■ **Aim of the task**: Look below. Copy each line that has "style" in it.

>>

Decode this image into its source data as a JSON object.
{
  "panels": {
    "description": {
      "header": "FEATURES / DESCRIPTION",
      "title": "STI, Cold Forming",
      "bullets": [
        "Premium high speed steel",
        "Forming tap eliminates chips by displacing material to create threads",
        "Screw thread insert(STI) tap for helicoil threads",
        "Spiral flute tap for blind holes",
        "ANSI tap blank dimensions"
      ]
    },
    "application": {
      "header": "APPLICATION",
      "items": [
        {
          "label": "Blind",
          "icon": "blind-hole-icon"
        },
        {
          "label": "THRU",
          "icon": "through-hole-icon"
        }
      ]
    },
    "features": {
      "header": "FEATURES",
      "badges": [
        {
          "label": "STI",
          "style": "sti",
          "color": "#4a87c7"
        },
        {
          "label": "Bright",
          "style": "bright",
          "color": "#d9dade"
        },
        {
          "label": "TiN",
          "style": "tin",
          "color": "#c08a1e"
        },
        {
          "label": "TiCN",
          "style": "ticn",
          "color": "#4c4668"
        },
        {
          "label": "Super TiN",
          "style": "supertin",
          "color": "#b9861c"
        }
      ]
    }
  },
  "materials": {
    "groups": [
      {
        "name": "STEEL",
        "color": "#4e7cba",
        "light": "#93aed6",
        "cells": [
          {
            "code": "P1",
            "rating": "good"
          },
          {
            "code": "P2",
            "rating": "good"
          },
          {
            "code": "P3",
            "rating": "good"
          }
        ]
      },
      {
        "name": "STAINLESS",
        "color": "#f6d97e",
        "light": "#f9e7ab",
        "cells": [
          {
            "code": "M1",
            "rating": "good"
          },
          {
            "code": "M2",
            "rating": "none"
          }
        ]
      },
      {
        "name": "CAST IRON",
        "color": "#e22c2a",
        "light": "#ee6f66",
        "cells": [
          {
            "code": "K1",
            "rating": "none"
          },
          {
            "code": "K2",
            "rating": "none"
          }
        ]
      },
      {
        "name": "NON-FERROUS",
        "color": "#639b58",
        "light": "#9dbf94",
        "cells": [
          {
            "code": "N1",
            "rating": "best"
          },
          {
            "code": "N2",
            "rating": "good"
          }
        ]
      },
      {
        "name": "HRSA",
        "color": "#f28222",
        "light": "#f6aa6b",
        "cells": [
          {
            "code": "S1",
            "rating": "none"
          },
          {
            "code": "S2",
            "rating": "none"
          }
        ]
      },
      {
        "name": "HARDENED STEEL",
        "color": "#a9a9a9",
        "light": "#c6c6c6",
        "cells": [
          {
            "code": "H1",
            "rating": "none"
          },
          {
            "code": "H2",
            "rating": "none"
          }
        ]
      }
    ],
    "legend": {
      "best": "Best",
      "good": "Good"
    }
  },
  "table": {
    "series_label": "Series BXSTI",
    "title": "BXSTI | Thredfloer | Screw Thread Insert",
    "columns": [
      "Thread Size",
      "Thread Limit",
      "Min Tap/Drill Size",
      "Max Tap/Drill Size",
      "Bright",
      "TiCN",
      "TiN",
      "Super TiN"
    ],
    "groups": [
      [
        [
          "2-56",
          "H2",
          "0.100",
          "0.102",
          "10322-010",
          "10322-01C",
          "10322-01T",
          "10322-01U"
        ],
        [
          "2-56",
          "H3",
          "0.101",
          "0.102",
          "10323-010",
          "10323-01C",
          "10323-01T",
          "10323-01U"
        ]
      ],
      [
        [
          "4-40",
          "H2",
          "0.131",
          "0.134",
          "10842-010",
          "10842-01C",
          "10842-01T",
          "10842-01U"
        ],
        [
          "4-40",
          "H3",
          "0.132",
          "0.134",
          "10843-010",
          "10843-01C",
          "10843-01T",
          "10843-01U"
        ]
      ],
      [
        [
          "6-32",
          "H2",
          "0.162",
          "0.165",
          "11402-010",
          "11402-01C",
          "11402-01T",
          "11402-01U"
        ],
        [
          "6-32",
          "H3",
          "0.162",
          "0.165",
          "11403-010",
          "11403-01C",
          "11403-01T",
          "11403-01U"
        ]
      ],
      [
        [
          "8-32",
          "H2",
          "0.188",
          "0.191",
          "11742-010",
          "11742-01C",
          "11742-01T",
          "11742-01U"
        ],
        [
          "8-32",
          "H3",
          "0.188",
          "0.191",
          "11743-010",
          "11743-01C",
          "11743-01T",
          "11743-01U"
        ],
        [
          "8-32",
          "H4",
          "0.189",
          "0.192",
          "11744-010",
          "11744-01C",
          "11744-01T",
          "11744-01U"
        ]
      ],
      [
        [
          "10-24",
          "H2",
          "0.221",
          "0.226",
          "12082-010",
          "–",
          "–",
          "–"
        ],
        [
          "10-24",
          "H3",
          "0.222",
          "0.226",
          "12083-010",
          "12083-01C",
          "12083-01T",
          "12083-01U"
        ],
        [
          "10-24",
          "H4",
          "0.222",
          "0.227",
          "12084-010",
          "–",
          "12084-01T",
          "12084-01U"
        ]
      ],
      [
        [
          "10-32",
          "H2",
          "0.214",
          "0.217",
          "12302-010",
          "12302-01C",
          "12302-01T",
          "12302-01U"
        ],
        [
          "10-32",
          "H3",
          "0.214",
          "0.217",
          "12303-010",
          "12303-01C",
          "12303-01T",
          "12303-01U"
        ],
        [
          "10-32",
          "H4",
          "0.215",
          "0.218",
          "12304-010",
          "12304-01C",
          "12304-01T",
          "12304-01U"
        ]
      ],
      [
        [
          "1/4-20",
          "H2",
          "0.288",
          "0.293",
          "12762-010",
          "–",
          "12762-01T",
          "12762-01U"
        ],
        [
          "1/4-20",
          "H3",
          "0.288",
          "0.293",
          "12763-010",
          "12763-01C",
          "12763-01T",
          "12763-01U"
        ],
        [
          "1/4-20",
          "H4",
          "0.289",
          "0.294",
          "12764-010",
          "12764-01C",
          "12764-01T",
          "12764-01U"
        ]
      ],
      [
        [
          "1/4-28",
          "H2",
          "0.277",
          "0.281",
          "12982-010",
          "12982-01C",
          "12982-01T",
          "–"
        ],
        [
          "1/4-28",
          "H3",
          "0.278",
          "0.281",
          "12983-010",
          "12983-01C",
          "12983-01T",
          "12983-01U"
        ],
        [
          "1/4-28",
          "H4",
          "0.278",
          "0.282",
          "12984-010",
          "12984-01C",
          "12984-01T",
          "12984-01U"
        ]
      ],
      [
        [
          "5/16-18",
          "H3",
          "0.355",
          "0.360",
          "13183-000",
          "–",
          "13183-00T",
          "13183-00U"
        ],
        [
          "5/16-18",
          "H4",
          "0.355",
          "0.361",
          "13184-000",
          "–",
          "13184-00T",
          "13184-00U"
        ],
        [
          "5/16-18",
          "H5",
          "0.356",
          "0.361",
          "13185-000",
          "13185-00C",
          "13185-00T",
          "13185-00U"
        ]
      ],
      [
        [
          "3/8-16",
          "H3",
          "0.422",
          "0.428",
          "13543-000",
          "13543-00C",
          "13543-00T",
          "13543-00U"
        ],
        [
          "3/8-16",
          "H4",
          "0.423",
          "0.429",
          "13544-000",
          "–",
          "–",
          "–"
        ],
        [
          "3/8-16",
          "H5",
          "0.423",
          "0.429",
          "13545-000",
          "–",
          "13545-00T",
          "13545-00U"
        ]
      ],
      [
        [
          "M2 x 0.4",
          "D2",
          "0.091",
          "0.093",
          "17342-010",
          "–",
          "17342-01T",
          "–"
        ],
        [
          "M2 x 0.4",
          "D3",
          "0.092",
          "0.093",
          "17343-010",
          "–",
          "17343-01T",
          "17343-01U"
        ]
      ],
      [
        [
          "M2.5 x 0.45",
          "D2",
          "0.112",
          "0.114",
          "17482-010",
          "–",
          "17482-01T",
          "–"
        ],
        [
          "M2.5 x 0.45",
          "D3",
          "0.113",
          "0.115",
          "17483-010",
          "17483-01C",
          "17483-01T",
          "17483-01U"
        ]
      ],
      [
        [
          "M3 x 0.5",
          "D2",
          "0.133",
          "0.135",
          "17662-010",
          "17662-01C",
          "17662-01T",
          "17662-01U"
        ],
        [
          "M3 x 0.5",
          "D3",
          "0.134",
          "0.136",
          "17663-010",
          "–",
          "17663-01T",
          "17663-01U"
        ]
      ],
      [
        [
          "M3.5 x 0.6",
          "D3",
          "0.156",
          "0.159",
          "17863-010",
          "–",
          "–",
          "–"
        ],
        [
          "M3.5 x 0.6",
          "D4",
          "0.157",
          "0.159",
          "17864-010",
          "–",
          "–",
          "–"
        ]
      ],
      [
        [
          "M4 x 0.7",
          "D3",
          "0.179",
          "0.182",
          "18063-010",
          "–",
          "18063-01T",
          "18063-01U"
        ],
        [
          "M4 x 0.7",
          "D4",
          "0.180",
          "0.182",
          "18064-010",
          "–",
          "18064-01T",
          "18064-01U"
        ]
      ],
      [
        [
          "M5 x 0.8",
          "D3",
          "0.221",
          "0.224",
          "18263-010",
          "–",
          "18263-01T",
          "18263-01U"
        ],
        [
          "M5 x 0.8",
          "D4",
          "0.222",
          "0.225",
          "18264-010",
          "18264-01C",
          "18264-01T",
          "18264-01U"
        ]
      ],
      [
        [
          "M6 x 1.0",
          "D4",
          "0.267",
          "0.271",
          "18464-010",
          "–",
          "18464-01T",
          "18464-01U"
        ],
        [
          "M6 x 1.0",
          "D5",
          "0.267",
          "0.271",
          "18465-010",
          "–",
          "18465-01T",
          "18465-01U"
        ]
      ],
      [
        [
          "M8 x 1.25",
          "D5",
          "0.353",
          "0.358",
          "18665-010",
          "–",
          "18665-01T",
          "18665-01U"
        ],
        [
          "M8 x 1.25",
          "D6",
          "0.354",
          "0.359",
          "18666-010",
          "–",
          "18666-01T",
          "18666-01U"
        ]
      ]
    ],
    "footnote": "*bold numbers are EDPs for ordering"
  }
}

<<

■ **Exercise answer**:
          "style": "sti",
          "style": "bright",
          "style": "tin",
          "style": "ticn",
          "style": "supertin",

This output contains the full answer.